■ **SHORT PROBLEM**:
Within the records below, find each line that holds the string "normalized", then copy it.

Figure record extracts
[start]

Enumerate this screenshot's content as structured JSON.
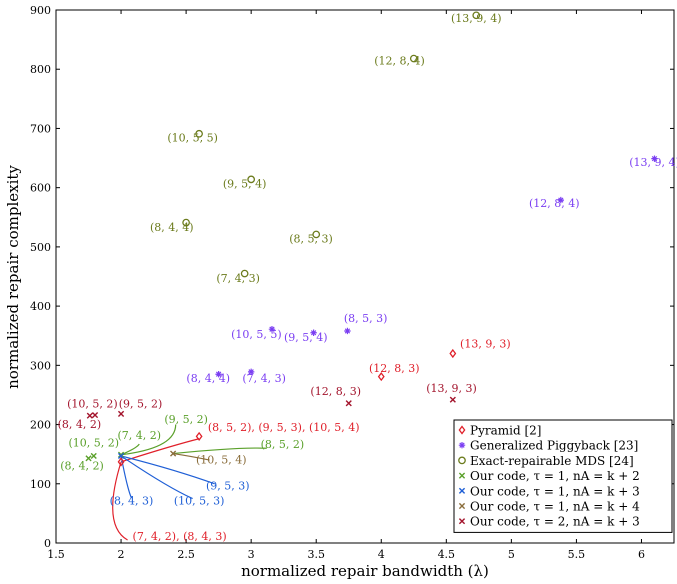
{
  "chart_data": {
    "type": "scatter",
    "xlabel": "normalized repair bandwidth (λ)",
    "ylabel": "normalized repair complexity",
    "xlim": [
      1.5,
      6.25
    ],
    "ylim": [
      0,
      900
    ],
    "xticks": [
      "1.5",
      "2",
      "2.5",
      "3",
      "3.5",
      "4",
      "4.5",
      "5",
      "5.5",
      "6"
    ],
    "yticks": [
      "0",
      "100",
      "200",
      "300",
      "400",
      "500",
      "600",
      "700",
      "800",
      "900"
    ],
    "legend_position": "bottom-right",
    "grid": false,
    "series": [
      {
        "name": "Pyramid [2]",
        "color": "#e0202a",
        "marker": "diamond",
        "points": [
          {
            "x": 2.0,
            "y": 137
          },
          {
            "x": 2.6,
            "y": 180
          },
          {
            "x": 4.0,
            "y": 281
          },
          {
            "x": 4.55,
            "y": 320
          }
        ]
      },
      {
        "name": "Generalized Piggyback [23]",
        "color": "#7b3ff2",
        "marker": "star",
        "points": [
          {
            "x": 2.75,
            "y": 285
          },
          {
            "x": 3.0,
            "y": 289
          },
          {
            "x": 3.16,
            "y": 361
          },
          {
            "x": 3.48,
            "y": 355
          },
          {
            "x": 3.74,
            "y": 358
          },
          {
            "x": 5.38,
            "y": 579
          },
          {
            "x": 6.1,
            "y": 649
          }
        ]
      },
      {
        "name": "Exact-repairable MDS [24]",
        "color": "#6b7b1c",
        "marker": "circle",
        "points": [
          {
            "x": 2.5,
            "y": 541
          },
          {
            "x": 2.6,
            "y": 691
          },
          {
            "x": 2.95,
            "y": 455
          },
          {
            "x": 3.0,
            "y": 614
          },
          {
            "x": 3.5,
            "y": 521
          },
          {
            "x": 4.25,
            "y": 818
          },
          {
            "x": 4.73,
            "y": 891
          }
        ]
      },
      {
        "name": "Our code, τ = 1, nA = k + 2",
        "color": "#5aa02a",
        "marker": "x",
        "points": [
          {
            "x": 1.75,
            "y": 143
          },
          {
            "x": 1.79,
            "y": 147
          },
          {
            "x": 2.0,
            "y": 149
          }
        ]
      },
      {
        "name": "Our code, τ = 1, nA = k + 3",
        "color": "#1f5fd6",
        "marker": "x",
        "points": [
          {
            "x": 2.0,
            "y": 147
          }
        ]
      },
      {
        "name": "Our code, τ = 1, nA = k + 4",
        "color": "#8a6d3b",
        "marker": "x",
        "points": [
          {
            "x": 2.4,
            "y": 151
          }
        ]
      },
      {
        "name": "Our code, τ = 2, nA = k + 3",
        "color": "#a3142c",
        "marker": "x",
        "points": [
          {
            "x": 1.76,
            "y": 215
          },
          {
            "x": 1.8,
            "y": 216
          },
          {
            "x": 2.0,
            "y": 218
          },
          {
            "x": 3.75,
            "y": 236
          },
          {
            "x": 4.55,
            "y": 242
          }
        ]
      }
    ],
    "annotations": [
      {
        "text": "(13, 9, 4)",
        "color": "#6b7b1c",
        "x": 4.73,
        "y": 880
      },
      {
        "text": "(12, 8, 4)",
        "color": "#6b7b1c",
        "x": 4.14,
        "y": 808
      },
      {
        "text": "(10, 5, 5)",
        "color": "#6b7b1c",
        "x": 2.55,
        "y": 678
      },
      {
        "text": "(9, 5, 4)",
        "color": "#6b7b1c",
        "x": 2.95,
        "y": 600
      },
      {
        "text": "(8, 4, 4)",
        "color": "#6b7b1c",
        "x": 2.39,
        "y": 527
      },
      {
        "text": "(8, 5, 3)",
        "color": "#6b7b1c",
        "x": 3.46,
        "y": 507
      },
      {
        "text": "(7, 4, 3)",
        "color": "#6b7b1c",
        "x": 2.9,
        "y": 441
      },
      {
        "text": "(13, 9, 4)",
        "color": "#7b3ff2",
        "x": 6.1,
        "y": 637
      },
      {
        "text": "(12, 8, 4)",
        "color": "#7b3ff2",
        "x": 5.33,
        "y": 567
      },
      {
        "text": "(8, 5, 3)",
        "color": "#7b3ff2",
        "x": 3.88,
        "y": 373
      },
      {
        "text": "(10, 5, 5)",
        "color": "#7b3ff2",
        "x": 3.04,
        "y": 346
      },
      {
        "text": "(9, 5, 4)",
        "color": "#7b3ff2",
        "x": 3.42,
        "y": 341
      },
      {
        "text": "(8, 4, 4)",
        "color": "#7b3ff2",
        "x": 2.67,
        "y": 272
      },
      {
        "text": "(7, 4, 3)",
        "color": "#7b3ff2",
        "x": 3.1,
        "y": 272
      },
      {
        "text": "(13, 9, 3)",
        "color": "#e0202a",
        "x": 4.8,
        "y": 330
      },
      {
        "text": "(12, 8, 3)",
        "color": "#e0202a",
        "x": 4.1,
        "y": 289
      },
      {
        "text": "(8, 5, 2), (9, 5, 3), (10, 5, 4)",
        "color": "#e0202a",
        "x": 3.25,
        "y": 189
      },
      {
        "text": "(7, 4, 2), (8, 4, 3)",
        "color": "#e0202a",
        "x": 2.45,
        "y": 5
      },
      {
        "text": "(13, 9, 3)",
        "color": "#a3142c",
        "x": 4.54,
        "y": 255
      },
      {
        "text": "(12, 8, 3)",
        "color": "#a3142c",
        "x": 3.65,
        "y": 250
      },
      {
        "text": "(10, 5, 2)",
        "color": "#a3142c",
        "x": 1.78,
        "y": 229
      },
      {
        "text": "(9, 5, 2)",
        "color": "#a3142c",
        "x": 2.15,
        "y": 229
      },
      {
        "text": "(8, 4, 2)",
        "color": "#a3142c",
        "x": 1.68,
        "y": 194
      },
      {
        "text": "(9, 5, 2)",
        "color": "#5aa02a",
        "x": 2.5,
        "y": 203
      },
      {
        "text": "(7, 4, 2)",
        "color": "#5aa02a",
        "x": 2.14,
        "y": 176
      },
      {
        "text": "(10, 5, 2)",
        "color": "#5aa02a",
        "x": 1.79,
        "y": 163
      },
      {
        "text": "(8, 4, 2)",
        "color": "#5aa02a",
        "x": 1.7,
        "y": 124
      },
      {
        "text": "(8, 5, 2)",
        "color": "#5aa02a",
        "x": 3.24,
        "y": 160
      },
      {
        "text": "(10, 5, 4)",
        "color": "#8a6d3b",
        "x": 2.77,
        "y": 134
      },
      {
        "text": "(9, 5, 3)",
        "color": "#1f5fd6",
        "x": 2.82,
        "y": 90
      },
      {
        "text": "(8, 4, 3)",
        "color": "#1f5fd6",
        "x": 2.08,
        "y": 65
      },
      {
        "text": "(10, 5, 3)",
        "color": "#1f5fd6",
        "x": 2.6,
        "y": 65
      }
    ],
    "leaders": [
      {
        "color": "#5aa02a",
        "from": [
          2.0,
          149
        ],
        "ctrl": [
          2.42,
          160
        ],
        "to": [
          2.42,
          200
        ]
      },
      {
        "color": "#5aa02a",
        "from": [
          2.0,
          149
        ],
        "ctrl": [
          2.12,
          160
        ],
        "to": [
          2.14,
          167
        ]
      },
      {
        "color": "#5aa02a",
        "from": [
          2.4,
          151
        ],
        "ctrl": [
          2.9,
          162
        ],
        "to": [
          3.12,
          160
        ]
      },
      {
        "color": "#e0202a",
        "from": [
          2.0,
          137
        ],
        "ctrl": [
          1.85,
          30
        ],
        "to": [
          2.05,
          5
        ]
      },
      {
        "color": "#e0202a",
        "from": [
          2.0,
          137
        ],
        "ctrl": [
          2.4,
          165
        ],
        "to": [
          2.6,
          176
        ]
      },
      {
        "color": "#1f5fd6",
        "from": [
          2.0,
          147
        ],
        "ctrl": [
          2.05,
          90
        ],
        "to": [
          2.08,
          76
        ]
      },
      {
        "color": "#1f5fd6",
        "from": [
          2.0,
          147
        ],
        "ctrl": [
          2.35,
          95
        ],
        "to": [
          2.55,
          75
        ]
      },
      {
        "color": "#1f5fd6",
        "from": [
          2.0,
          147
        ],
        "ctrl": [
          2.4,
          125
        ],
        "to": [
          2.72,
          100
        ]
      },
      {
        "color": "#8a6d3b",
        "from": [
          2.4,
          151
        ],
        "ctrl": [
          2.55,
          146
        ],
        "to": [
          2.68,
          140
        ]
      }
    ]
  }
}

[end]

■ **PROBLEM SOLUTION**:
    "xlabel": "normalized repair bandwidth (λ)",
    "ylabel": "normalized repair complexity",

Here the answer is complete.